> _What to produce_
Transcribe the entries below exactly; leave every image out.

> _Input data_
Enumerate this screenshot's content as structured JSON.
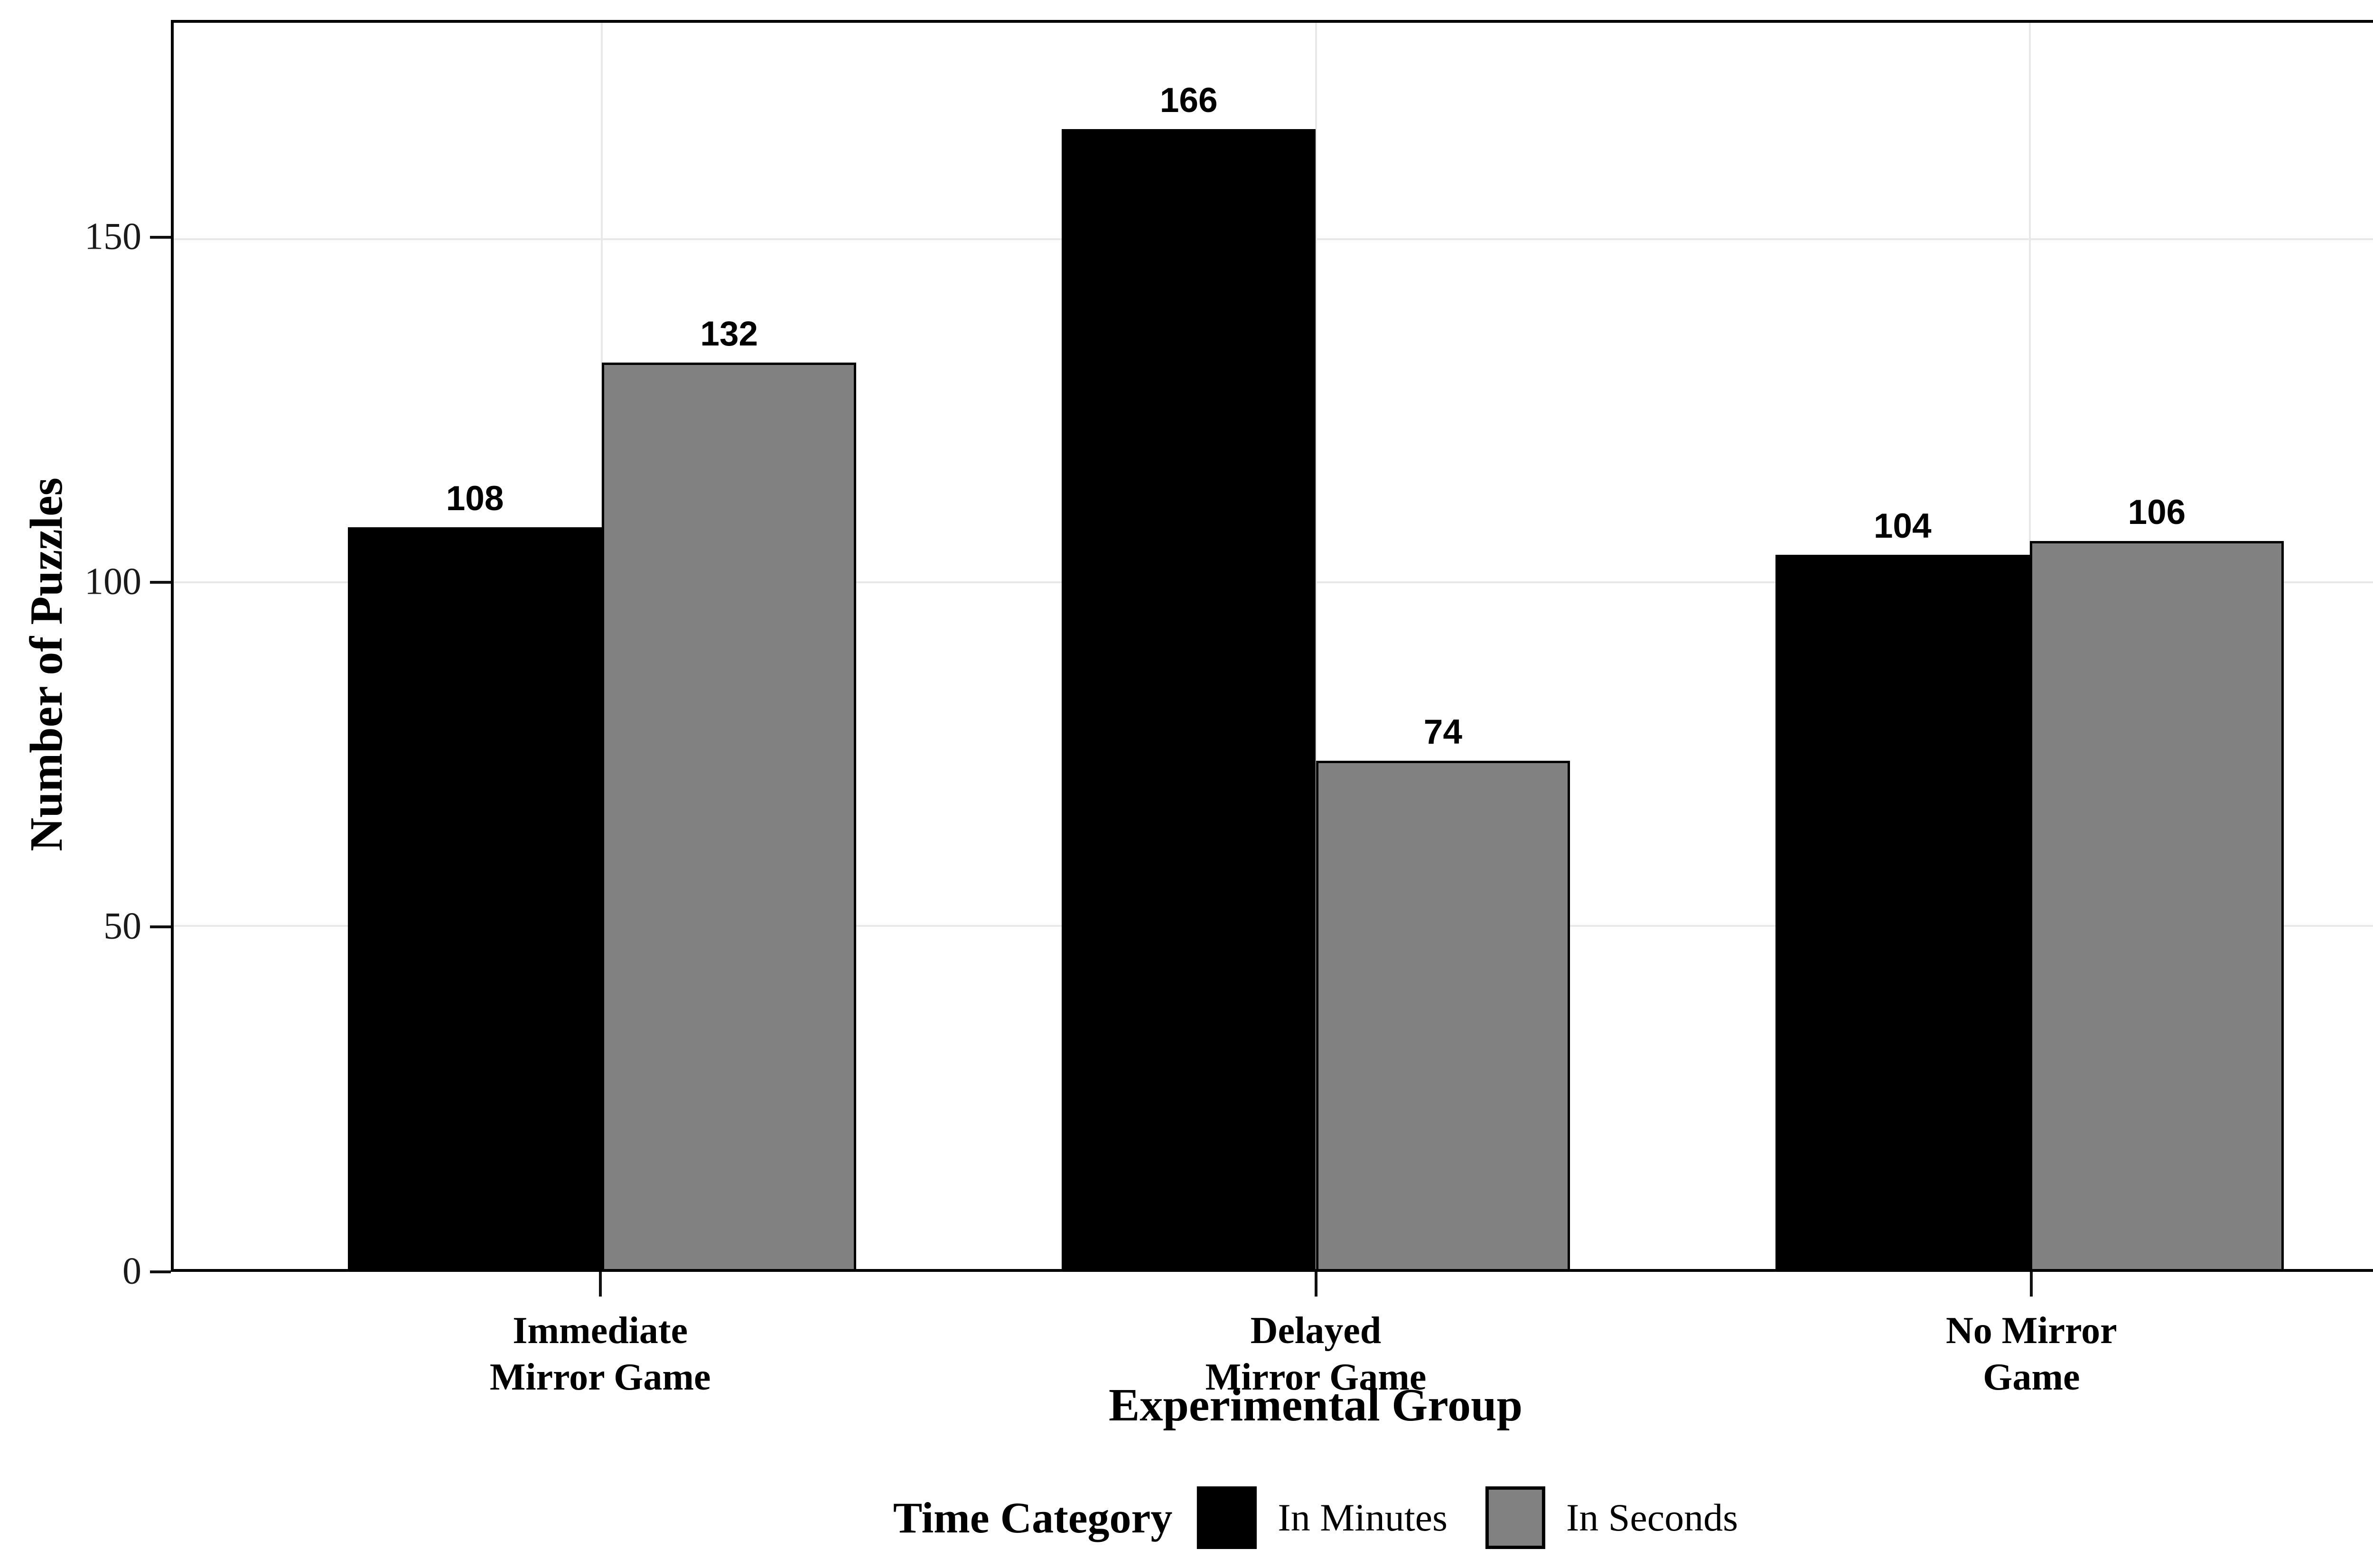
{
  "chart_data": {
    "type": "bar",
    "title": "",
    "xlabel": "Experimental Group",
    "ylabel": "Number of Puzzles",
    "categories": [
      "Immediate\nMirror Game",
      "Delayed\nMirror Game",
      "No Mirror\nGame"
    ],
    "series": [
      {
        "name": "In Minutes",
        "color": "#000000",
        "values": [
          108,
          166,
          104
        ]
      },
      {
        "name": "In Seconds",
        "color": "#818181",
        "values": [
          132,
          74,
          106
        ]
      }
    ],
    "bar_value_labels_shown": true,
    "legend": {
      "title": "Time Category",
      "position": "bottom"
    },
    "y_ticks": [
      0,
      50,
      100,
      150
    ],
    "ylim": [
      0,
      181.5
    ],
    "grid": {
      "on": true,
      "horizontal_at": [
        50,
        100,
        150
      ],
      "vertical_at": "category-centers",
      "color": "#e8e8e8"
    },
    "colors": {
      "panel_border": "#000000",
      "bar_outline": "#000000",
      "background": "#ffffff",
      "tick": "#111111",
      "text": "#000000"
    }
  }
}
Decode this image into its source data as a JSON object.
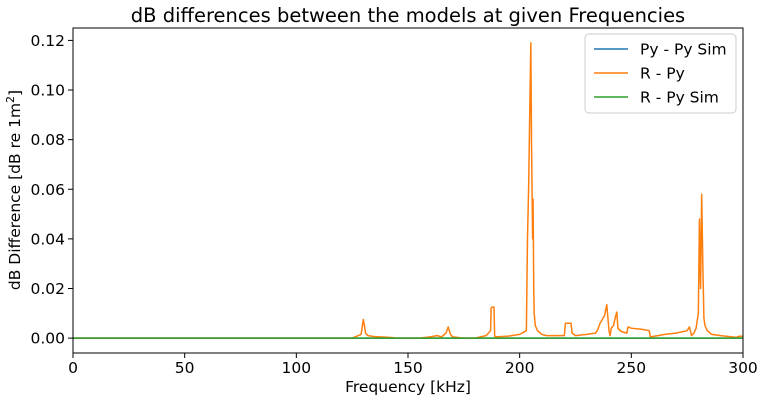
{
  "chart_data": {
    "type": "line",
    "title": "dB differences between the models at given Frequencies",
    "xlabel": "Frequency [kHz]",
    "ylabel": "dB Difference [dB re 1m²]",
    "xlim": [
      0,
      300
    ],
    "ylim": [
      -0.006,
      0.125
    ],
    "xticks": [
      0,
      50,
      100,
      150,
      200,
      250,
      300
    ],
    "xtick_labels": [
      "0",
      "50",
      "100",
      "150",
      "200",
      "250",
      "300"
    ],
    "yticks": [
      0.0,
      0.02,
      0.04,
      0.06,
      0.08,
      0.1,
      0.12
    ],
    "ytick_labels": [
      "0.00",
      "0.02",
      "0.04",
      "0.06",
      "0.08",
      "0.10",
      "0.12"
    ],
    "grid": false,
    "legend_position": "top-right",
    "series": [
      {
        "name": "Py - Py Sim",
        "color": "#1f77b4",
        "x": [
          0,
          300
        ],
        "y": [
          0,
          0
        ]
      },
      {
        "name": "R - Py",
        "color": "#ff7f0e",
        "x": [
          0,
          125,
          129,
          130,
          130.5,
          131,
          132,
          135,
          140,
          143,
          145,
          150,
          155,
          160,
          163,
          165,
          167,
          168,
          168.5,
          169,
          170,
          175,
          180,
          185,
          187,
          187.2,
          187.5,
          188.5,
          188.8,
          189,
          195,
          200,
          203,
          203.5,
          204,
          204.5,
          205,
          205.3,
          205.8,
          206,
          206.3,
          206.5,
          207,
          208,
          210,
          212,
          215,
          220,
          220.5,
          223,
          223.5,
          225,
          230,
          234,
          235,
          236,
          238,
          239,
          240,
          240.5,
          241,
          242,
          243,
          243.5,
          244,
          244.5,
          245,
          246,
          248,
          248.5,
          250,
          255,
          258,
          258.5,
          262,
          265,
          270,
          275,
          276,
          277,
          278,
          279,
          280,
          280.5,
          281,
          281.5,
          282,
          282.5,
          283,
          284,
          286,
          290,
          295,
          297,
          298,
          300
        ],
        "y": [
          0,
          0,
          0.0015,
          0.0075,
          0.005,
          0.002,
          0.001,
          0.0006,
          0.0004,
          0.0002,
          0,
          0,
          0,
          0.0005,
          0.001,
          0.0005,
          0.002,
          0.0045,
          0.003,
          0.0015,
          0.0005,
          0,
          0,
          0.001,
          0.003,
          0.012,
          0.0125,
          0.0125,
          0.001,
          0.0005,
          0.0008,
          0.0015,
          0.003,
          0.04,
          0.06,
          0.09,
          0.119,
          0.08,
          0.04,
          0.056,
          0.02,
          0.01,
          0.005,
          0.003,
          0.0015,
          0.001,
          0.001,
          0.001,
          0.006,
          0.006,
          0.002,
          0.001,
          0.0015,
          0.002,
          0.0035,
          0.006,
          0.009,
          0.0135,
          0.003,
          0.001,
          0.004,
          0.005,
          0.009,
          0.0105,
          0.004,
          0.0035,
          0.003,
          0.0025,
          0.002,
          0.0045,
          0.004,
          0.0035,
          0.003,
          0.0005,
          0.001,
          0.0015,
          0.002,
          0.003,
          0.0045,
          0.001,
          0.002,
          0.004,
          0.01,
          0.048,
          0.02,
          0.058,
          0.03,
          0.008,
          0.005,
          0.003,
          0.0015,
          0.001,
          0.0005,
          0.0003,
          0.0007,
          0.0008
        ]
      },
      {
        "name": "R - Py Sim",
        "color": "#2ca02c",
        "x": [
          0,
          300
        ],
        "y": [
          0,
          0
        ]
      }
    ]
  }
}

> _Result of this task_
Enumerate this screenshot's content as structured JSON.
{
  "chart_data": {
    "type": "bar",
    "title": "",
    "xlabel": "Experimental Group",
    "ylabel": "Number of Puzzles",
    "categories": [
      "Immediate\nMirror Game",
      "Delayed\nMirror Game",
      "No Mirror\nGame"
    ],
    "series": [
      {
        "name": "In Minutes",
        "color": "#000000",
        "values": [
          108,
          166,
          104
        ]
      },
      {
        "name": "In Seconds",
        "color": "#818181",
        "values": [
          132,
          74,
          106
        ]
      }
    ],
    "bar_value_labels_shown": true,
    "legend": {
      "title": "Time Category",
      "position": "bottom"
    },
    "y_ticks": [
      0,
      50,
      100,
      150
    ],
    "ylim": [
      0,
      181.5
    ],
    "grid": {
      "on": true,
      "horizontal_at": [
        50,
        100,
        150
      ],
      "vertical_at": "category-centers",
      "color": "#e8e8e8"
    },
    "colors": {
      "panel_border": "#000000",
      "bar_outline": "#000000",
      "background": "#ffffff",
      "tick": "#111111",
      "text": "#000000"
    }
  }
}
Decode this image into its source data as a JSON object.
{
  "chart_data": {
    "type": "line",
    "title": "dB differences between the models at given Frequencies",
    "xlabel": "Frequency [kHz]",
    "ylabel": "dB Difference [dB re 1m²]",
    "xlim": [
      0,
      300
    ],
    "ylim": [
      -0.006,
      0.125
    ],
    "xticks": [
      0,
      50,
      100,
      150,
      200,
      250,
      300
    ],
    "xtick_labels": [
      "0",
      "50",
      "100",
      "150",
      "200",
      "250",
      "300"
    ],
    "yticks": [
      0.0,
      0.02,
      0.04,
      0.06,
      0.08,
      0.1,
      0.12
    ],
    "ytick_labels": [
      "0.00",
      "0.02",
      "0.04",
      "0.06",
      "0.08",
      "0.10",
      "0.12"
    ],
    "grid": false,
    "legend_position": "top-right",
    "series": [
      {
        "name": "Py - Py Sim",
        "color": "#1f77b4",
        "x": [
          0,
          300
        ],
        "y": [
          0,
          0
        ]
      },
      {
        "name": "R - Py",
        "color": "#ff7f0e",
        "x": [
          0,
          125,
          129,
          130,
          130.5,
          131,
          132,
          135,
          140,
          143,
          145,
          150,
          155,
          160,
          163,
          165,
          167,
          168,
          168.5,
          169,
          170,
          175,
          180,
          185,
          187,
          187.2,
          187.5,
          188.5,
          188.8,
          189,
          195,
          200,
          203,
          203.5,
          204,
          204.5,
          205,
          205.3,
          205.8,
          206,
          206.3,
          206.5,
          207,
          208,
          210,
          212,
          215,
          220,
          220.5,
          223,
          223.5,
          225,
          230,
          234,
          235,
          236,
          238,
          239,
          240,
          240.5,
          241,
          242,
          243,
          243.5,
          244,
          244.5,
          245,
          246,
          248,
          248.5,
          250,
          255,
          258,
          258.5,
          262,
          265,
          270,
          275,
          276,
          277,
          278,
          279,
          280,
          280.5,
          281,
          281.5,
          282,
          282.5,
          283,
          284,
          286,
          290,
          295,
          297,
          298,
          300
        ],
        "y": [
          0,
          0,
          0.0015,
          0.0075,
          0.005,
          0.002,
          0.001,
          0.0006,
          0.0004,
          0.0002,
          0,
          0,
          0,
          0.0005,
          0.001,
          0.0005,
          0.002,
          0.0045,
          0.003,
          0.0015,
          0.0005,
          0,
          0,
          0.001,
          0.003,
          0.012,
          0.0125,
          0.0125,
          0.001,
          0.0005,
          0.0008,
          0.0015,
          0.003,
          0.04,
          0.06,
          0.09,
          0.119,
          0.08,
          0.04,
          0.056,
          0.02,
          0.01,
          0.005,
          0.003,
          0.0015,
          0.001,
          0.001,
          0.001,
          0.006,
          0.006,
          0.002,
          0.001,
          0.0015,
          0.002,
          0.0035,
          0.006,
          0.009,
          0.0135,
          0.003,
          0.001,
          0.004,
          0.005,
          0.009,
          0.0105,
          0.004,
          0.0035,
          0.003,
          0.0025,
          0.002,
          0.0045,
          0.004,
          0.0035,
          0.003,
          0.0005,
          0.001,
          0.0015,
          0.002,
          0.003,
          0.0045,
          0.001,
          0.002,
          0.004,
          0.01,
          0.048,
          0.02,
          0.058,
          0.03,
          0.008,
          0.005,
          0.003,
          0.0015,
          0.001,
          0.0005,
          0.0003,
          0.0007,
          0.0008
        ]
      },
      {
        "name": "R - Py Sim",
        "color": "#2ca02c",
        "x": [
          0,
          300
        ],
        "y": [
          0,
          0
        ]
      }
    ]
  }
}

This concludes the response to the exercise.